八戸市美術館をめぐって議論があることを、このツイートにより知る。またデザインの専門家と消費者による評価、建築家による建築の評価と消費者・一般市民による建築の評価の乖離について学部時代から抱いていた興味があったため、論点と背景を調べたので、その流れを記録しておく。

ルール

現地に行って実際の建築を体験して批評(なのか感想なのか、なんでも)すべきだ、という主張は著者と建築家の両者が賛同しているように見えるので、それに従い、設計そのものへの具体的な批評はなるべく回避する。もちろん、インターネット越しに眺める写真や図面から受ける印象、などはそれ自体として意味があるので記録する。すべて自らの知識を増やすためにやる。自分の専門からはかなり遠いので、専門家の意見を尊重する。主目的が説得ではなく記録なので、調べたことをなるべくすべて羅列する。

調べる

まずざっと調べた。単なる調べ物なので、この稿のボディのみに興味がある場合は読み飛ばしてほしい。

epicentre(以下「感想文」)を見つけたのでざっと読んだ。
プロポーザルをここ経由でPDFを見た。

次選がこれらしい、ほかに中村竜治など。霞ヶ関文学と霞が関画法(役所パワポ)に並び、建築プロポ画法があるよな…。

> _取り組む課題_:
[A] 読む文章にある一文「八戸市美術館をめぐって議論があることを、このツイートにより知る。」を英語に訳しなさい。
[B] 読む文章のうち、「現地に行って実際の建築を体験」から始まり「る場合は読み飛ばしてほしい。」まで続く部分を、一字一句変えずに書き写しなさい。

> _保存済み一覧_:
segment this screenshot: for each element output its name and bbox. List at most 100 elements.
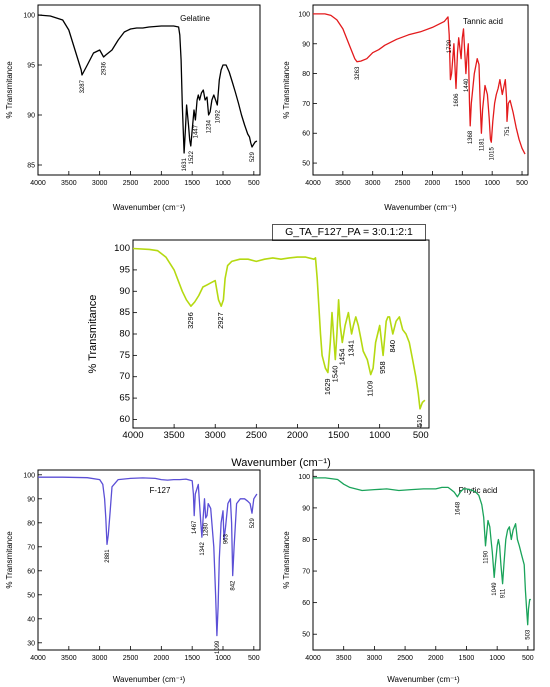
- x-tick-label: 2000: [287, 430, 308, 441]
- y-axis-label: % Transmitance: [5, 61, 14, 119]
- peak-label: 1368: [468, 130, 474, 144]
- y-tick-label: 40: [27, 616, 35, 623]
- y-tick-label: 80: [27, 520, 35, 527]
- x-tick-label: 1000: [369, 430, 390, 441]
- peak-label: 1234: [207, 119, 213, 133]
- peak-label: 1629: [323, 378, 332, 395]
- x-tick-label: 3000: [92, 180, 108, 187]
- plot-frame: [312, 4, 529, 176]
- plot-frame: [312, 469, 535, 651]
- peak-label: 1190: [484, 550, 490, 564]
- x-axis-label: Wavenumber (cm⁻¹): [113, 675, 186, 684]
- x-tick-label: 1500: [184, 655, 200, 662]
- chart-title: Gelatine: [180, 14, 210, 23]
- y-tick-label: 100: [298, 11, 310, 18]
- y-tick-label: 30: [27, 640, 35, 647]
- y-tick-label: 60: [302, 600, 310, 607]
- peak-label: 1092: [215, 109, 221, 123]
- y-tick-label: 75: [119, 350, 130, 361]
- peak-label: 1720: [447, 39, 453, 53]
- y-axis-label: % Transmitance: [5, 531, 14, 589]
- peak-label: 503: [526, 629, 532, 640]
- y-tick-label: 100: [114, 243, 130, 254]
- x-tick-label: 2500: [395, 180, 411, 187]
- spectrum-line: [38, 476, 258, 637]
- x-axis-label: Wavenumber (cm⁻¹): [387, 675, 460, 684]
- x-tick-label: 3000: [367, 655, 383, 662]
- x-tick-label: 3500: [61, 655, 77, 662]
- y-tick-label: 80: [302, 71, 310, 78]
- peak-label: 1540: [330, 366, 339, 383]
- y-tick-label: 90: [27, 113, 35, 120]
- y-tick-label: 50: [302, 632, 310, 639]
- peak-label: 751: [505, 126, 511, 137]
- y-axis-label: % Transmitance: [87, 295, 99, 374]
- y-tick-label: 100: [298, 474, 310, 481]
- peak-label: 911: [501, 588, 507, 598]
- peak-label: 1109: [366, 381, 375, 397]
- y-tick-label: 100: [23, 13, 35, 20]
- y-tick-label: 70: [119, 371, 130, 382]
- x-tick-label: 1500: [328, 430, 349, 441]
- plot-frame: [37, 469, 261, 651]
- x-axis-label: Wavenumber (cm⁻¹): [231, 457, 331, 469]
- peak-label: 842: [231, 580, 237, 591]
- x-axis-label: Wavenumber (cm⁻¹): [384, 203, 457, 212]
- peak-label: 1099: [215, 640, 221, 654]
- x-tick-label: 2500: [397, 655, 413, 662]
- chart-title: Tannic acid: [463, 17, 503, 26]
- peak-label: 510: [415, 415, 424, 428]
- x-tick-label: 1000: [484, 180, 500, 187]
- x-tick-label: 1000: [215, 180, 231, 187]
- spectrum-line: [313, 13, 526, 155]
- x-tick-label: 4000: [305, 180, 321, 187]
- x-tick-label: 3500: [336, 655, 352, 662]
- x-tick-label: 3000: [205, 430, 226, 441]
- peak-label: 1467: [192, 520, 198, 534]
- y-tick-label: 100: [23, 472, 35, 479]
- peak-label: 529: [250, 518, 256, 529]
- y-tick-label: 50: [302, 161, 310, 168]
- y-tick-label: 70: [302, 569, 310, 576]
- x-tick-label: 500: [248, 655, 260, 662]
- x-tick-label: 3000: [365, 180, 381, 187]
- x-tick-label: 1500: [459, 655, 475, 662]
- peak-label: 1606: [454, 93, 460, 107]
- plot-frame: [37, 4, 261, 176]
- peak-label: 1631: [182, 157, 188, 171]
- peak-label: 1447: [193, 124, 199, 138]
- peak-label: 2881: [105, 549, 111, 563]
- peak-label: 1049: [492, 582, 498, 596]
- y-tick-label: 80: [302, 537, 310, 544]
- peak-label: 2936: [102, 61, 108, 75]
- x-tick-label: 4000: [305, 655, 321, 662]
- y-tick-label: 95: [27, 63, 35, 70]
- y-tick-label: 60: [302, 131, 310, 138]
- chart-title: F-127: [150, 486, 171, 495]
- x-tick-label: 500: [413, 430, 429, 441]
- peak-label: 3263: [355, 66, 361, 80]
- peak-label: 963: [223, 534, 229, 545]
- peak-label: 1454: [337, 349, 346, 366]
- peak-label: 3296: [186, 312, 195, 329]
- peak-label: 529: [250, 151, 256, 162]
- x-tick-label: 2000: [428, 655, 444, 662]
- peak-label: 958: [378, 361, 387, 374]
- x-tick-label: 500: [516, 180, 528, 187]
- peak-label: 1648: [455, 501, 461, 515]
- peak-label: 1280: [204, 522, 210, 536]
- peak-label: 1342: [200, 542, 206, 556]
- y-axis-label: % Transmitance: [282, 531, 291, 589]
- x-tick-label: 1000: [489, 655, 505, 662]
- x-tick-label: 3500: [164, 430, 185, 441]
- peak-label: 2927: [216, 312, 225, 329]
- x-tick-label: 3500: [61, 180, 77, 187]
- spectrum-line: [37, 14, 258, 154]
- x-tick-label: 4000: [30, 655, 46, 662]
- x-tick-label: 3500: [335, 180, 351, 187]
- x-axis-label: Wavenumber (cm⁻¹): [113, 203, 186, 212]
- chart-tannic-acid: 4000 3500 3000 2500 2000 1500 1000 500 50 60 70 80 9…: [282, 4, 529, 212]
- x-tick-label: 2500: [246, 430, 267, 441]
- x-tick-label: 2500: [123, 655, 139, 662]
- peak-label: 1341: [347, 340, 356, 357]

> _解答例_:
[A] Through this tweet, I learned that there is a debate surrounding the Hachinohe City Museum of Art.

[B]
現地に行って実際の建築を体験して批評(なのか感想なのか、なんでも)すべきだ、という主張は著者と建築家の両者が賛同しているように見えるので、それに従い、設計そのものへの具体的な批評はなるべく回避する。もちろん、インターネット越しに眺める写真や図面から受ける印象、などはそれ自体として意味があるので記録する。すべて自らの知識を増やすためにやる。自分の専門からはかなり遠いので、専門家の意見を尊重する。主目的が説得ではなく記録なので、調べたことをなるべくすべて羅列する。

調べる

まずざっと調べた。単なる調べ物なので、この稿のボディのみに興味がある場合は読み飛ばしてほしい。